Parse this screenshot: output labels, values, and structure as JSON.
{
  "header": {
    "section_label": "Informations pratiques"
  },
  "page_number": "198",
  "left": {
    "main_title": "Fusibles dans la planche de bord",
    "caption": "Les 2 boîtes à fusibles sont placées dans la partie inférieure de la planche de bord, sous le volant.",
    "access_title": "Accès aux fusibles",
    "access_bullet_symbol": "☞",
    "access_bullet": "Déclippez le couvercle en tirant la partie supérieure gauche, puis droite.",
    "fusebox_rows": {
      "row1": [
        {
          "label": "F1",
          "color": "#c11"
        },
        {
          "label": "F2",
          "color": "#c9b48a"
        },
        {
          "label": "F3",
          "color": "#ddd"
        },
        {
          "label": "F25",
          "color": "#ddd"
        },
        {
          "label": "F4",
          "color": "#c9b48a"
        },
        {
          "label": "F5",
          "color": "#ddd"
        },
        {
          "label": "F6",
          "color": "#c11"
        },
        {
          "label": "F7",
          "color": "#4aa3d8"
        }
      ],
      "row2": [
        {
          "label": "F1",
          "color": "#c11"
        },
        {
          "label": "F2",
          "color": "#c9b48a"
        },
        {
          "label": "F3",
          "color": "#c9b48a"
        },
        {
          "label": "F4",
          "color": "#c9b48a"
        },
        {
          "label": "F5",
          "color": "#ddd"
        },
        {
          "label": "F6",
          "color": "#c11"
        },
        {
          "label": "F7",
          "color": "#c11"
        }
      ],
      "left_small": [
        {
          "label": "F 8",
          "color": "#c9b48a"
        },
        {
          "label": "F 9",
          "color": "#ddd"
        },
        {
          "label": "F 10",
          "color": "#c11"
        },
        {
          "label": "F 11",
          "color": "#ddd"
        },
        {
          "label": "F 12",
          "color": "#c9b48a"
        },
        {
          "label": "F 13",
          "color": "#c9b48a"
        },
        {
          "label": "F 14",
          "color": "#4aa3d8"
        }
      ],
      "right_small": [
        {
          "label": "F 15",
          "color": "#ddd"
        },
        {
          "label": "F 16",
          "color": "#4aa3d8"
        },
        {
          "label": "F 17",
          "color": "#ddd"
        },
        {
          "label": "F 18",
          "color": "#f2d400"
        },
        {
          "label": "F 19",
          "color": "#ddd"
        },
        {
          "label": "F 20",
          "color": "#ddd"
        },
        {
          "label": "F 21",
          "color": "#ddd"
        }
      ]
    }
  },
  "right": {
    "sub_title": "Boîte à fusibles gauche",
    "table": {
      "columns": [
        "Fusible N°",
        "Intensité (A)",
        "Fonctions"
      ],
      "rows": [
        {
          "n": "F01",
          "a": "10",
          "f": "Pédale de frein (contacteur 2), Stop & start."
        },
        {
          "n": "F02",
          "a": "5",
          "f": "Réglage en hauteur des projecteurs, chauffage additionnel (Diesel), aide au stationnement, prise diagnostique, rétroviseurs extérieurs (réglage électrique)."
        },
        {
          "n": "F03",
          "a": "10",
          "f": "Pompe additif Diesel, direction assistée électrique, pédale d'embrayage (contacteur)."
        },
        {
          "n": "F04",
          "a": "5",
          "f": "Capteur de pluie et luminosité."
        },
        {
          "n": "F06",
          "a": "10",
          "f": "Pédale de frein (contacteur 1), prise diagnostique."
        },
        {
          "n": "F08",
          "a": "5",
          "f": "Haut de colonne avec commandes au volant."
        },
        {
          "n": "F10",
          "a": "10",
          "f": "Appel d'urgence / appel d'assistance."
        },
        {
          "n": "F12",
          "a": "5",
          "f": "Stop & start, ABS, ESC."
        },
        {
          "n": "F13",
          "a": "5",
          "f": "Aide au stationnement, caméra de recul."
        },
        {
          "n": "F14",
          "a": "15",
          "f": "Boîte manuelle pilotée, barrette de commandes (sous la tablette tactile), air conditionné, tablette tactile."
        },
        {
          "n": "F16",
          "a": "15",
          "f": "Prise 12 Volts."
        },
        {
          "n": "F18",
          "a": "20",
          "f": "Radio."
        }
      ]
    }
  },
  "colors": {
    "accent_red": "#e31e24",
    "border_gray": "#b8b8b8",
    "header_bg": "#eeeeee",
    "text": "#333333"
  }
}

********************

Make a verbatim copy of every entry shown above.

§ COMPLETE RESPONSE
Parse this screenshot: output labels, values, and structure as JSON.
{
  "header": {
    "section_label": "Informations pratiques"
  },
  "page_number": "198",
  "left": {
    "main_title": "Fusibles dans la planche de bord",
    "caption": "Les 2 boîtes à fusibles sont placées dans la partie inférieure de la planche de bord, sous le volant.",
    "access_title": "Accès aux fusibles",
    "access_bullet_symbol": "☞",
    "access_bullet": "Déclippez le couvercle en tirant la partie supérieure gauche, puis droite.",
    "fusebox_rows": {
      "row1": [
        {
          "label": "F1",
          "color": "#c11"
        },
        {
          "label": "F2",
          "color": "#c9b48a"
        },
        {
          "label": "F3",
          "color": "#ddd"
        },
        {
          "label": "F25",
          "color": "#ddd"
        },
        {
          "label": "F4",
          "color": "#c9b48a"
        },
        {
          "label": "F5",
          "color": "#ddd"
        },
        {
          "label": "F6",
          "color": "#c11"
        },
        {
          "label": "F7",
          "color": "#4aa3d8"
        }
      ],
      "row2": [
        {
          "label": "F1",
          "color": "#c11"
        },
        {
          "label": "F2",
          "color": "#c9b48a"
        },
        {
          "label": "F3",
          "color": "#c9b48a"
        },
        {
          "label": "F4",
          "color": "#c9b48a"
        },
        {
          "label": "F5",
          "color": "#ddd"
        },
        {
          "label": "F6",
          "color": "#c11"
        },
        {
          "label": "F7",
          "color": "#c11"
        }
      ],
      "left_small": [
        {
          "label": "F 8",
          "color": "#c9b48a"
        },
        {
          "label": "F 9",
          "color": "#ddd"
        },
        {
          "label": "F 10",
          "color": "#c11"
        },
        {
          "label": "F 11",
          "color": "#ddd"
        },
        {
          "label": "F 12",
          "color": "#c9b48a"
        },
        {
          "label": "F 13",
          "color": "#c9b48a"
        },
        {
          "label": "F 14",
          "color": "#4aa3d8"
        }
      ],
      "right_small": [
        {
          "label": "F 15",
          "color": "#ddd"
        },
        {
          "label": "F 16",
          "color": "#4aa3d8"
        },
        {
          "label": "F 17",
          "color": "#ddd"
        },
        {
          "label": "F 18",
          "color": "#f2d400"
        },
        {
          "label": "F 19",
          "color": "#ddd"
        },
        {
          "label": "F 20",
          "color": "#ddd"
        },
        {
          "label": "F 21",
          "color": "#ddd"
        }
      ]
    }
  },
  "right": {
    "sub_title": "Boîte à fusibles gauche",
    "table": {
      "columns": [
        "Fusible N°",
        "Intensité (A)",
        "Fonctions"
      ],
      "rows": [
        {
          "n": "F01",
          "a": "10",
          "f": "Pédale de frein (contacteur 2), Stop & start."
        },
        {
          "n": "F02",
          "a": "5",
          "f": "Réglage en hauteur des projecteurs, chauffage additionnel (Diesel), aide au stationnement, prise diagnostique, rétroviseurs extérieurs (réglage électrique)."
        },
        {
          "n": "F03",
          "a": "10",
          "f": "Pompe additif Diesel, direction assistée électrique, pédale d'embrayage (contacteur)."
        },
        {
          "n": "F04",
          "a": "5",
          "f": "Capteur de pluie et luminosité."
        },
        {
          "n": "F06",
          "a": "10",
          "f": "Pédale de frein (contacteur 1), prise diagnostique."
        },
        {
          "n": "F08",
          "a": "5",
          "f": "Haut de colonne avec commandes au volant."
        },
        {
          "n": "F10",
          "a": "10",
          "f": "Appel d'urgence / appel d'assistance."
        },
        {
          "n": "F12",
          "a": "5",
          "f": "Stop & start, ABS, ESC."
        },
        {
          "n": "F13",
          "a": "5",
          "f": "Aide au stationnement, caméra de recul."
        },
        {
          "n": "F14",
          "a": "15",
          "f": "Boîte manuelle pilotée, barrette de commandes (sous la tablette tactile), air conditionné, tablette tactile."
        },
        {
          "n": "F16",
          "a": "15",
          "f": "Prise 12 Volts."
        },
        {
          "n": "F18",
          "a": "20",
          "f": "Radio."
        }
      ]
    }
  },
  "colors": {
    "accent_red": "#e31e24",
    "border_gray": "#b8b8b8",
    "header_bg": "#eeeeee",
    "text": "#333333"
  }
}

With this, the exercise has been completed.